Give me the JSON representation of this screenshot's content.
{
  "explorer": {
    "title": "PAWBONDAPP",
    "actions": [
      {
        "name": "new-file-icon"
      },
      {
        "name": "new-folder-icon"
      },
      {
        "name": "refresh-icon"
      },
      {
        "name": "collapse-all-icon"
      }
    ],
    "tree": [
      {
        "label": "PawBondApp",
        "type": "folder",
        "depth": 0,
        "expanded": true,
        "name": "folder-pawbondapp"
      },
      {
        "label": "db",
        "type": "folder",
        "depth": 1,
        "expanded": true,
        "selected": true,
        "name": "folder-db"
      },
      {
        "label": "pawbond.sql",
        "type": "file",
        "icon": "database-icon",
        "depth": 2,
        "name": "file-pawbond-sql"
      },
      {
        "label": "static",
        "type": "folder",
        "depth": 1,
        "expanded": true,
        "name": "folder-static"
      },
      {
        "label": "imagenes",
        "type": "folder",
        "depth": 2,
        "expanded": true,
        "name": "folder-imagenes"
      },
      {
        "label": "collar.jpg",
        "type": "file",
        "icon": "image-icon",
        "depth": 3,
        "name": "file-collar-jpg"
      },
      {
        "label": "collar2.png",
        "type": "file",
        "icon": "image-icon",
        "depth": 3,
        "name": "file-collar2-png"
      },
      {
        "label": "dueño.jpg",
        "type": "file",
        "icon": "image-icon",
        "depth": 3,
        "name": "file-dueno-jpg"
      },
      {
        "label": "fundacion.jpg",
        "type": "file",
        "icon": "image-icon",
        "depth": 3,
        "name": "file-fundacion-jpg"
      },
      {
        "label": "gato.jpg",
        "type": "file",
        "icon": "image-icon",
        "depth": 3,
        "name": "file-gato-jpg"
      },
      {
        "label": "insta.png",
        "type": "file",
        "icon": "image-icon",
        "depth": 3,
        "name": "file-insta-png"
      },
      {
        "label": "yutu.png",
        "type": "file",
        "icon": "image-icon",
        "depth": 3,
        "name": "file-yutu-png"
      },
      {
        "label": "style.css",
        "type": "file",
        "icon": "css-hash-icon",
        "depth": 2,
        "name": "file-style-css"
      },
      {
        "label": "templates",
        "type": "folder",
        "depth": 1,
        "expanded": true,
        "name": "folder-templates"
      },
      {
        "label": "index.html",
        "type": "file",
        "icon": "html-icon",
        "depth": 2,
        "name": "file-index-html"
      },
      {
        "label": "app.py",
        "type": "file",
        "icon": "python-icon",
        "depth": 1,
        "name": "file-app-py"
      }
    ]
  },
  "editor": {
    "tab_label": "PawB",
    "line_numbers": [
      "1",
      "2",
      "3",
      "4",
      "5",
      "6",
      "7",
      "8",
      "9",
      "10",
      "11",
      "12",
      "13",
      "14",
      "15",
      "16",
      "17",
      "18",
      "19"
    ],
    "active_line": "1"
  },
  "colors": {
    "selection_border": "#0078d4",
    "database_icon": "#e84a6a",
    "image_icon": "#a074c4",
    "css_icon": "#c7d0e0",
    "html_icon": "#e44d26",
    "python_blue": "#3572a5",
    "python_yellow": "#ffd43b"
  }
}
...
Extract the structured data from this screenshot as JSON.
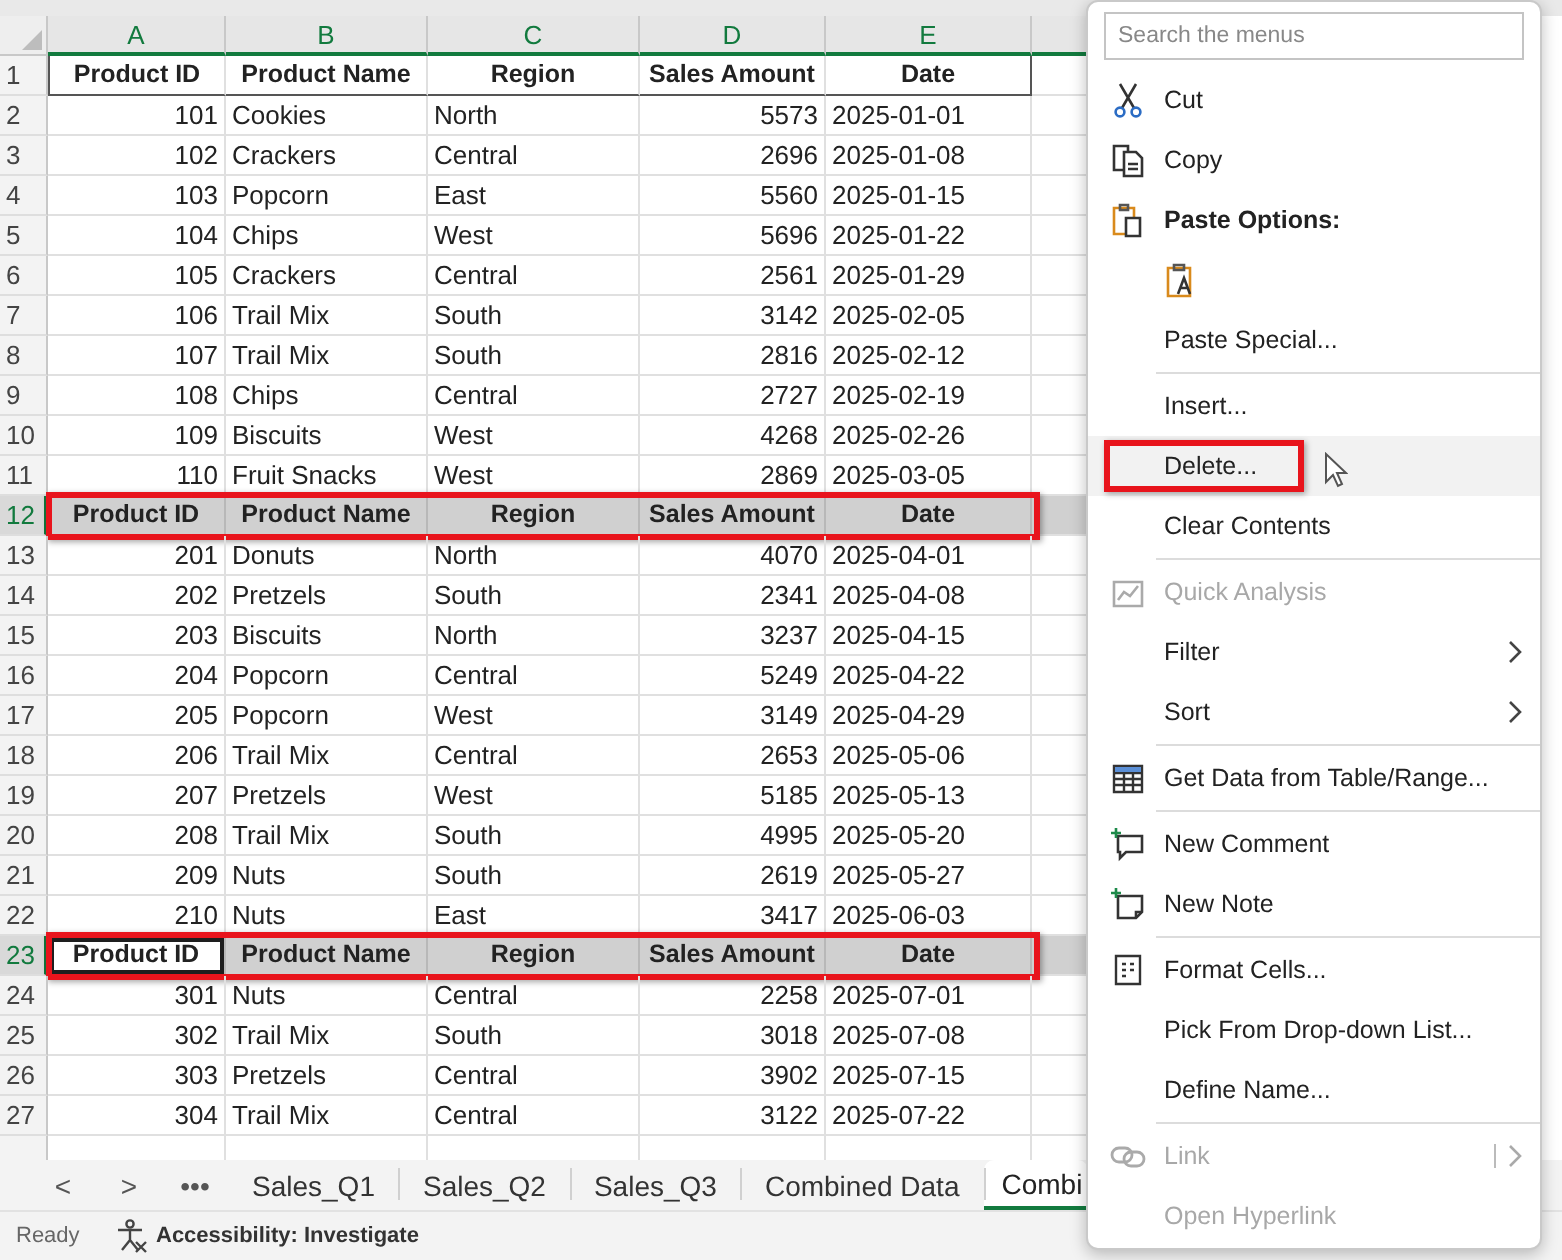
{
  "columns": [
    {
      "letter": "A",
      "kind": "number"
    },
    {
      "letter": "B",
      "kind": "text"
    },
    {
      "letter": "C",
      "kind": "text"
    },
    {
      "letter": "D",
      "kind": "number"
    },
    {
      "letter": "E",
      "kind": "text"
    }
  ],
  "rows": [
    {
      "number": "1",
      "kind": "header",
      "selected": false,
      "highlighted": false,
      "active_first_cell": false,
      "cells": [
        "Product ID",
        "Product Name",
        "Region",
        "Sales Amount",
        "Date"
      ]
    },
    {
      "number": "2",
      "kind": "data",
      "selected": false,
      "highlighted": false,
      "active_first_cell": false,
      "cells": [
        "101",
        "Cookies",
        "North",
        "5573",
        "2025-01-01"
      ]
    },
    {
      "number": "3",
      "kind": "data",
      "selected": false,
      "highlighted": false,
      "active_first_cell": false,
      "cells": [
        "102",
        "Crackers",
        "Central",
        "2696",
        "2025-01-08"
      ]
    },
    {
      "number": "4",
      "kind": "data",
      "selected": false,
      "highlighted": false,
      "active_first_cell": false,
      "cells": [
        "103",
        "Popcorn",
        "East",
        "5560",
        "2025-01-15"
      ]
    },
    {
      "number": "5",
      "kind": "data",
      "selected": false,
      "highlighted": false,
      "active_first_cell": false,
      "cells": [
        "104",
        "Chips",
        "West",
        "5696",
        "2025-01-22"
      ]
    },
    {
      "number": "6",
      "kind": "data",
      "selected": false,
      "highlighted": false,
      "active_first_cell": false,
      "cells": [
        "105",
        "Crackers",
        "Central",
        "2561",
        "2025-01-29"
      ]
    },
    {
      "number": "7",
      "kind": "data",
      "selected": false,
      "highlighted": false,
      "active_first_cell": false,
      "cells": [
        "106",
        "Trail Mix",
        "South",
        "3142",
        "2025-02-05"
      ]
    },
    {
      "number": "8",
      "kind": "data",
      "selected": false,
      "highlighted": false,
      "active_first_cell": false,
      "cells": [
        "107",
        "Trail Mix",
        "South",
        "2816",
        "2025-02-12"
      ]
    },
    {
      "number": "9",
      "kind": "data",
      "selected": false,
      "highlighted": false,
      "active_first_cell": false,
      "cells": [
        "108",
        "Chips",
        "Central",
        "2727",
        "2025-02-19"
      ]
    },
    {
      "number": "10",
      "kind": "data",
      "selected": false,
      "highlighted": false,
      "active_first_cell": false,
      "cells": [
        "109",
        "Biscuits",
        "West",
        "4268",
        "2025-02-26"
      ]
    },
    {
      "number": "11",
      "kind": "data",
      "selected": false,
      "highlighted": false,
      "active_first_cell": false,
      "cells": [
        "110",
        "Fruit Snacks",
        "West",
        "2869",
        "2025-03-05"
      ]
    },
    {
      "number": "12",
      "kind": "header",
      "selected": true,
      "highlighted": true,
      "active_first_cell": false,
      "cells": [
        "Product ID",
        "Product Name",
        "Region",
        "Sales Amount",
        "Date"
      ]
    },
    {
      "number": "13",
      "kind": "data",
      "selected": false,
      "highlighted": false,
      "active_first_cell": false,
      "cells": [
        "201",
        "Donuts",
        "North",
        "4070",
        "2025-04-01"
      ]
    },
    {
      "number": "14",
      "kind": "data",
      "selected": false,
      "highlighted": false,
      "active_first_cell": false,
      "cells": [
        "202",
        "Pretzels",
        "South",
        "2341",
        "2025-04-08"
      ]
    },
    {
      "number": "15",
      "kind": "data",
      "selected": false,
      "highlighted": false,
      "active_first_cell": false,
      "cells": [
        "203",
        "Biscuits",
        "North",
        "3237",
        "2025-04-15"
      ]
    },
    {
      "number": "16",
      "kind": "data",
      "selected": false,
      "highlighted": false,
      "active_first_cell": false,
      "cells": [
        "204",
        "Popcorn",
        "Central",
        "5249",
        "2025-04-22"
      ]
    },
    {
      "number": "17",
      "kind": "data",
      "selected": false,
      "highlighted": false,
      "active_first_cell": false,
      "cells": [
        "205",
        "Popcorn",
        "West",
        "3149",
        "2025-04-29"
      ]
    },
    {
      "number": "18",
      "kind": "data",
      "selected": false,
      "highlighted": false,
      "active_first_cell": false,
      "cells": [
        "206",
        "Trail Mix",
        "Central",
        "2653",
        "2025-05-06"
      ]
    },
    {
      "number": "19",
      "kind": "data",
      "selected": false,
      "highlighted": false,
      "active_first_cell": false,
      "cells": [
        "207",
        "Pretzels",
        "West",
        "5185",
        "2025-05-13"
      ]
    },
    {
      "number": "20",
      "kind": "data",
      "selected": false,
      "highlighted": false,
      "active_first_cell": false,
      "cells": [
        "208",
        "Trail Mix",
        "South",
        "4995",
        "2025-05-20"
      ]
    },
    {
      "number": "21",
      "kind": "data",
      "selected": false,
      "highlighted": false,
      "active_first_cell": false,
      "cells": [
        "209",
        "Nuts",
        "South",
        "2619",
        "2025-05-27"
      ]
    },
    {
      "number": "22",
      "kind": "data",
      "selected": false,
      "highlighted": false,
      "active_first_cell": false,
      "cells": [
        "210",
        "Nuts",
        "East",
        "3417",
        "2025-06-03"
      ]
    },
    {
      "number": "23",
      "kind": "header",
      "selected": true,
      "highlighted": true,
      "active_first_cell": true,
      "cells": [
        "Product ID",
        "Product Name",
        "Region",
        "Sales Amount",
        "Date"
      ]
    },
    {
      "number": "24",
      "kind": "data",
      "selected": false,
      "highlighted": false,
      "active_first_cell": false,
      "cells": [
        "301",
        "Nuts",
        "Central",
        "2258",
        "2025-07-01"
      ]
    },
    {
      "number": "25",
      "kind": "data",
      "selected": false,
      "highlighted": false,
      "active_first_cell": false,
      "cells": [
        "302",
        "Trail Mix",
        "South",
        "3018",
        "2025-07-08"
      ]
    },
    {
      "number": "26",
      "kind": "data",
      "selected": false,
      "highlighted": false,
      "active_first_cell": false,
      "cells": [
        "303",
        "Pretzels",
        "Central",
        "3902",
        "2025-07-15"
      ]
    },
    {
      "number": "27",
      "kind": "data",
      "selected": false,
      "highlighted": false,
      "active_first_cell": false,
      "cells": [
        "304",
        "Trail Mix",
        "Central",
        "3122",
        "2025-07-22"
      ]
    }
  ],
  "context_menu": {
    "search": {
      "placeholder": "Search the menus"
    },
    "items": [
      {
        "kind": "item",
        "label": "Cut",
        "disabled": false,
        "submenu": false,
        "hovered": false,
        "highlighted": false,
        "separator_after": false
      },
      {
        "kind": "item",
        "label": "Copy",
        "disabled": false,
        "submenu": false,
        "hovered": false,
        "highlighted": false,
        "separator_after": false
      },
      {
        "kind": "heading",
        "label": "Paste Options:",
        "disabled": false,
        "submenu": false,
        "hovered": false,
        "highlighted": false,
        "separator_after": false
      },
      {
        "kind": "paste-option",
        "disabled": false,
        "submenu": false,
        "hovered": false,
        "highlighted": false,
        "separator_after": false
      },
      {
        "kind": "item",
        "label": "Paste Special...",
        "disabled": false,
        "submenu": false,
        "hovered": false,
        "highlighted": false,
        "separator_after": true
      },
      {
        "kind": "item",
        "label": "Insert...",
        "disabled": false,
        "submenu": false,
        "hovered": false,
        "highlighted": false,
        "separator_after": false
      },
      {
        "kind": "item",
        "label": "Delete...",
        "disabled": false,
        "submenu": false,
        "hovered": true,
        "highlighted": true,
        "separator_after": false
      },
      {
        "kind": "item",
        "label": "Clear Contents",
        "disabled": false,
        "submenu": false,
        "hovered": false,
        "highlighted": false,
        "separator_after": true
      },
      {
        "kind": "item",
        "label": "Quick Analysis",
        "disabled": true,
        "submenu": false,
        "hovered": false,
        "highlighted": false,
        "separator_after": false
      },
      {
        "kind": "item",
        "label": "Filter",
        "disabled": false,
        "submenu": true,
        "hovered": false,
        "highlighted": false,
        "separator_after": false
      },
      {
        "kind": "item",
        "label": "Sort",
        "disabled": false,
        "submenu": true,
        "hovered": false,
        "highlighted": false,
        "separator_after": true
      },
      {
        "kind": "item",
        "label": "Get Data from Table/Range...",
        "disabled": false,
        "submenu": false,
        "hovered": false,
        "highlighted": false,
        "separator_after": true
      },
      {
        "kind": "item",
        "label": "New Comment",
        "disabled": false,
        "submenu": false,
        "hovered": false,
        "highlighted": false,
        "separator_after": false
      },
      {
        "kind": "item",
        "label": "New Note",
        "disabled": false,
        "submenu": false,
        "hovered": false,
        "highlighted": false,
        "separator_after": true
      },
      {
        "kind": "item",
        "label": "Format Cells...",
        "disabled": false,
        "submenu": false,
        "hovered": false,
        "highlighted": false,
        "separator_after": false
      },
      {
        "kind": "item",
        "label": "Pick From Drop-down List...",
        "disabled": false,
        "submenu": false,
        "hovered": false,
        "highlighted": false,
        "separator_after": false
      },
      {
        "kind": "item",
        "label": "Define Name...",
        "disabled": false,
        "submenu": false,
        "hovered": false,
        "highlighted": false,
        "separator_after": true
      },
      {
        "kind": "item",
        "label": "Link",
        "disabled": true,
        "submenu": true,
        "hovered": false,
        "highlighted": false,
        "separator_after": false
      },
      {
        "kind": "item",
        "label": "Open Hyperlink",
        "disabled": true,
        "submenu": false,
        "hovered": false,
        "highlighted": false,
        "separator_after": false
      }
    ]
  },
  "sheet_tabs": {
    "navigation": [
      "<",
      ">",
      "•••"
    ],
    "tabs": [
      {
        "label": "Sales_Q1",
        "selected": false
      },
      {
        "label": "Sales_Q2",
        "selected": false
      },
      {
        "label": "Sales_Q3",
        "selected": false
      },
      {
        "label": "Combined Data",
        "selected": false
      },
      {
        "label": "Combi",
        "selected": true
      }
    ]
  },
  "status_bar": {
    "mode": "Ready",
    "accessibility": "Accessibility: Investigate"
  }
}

Problem: Across the whole listing, show each line where the word "letter" occurs.

Answer to the exercise:
      "letter": "A",
      "letter": "B",
      "letter": "C",
      "letter": "D",
      "letter": "E",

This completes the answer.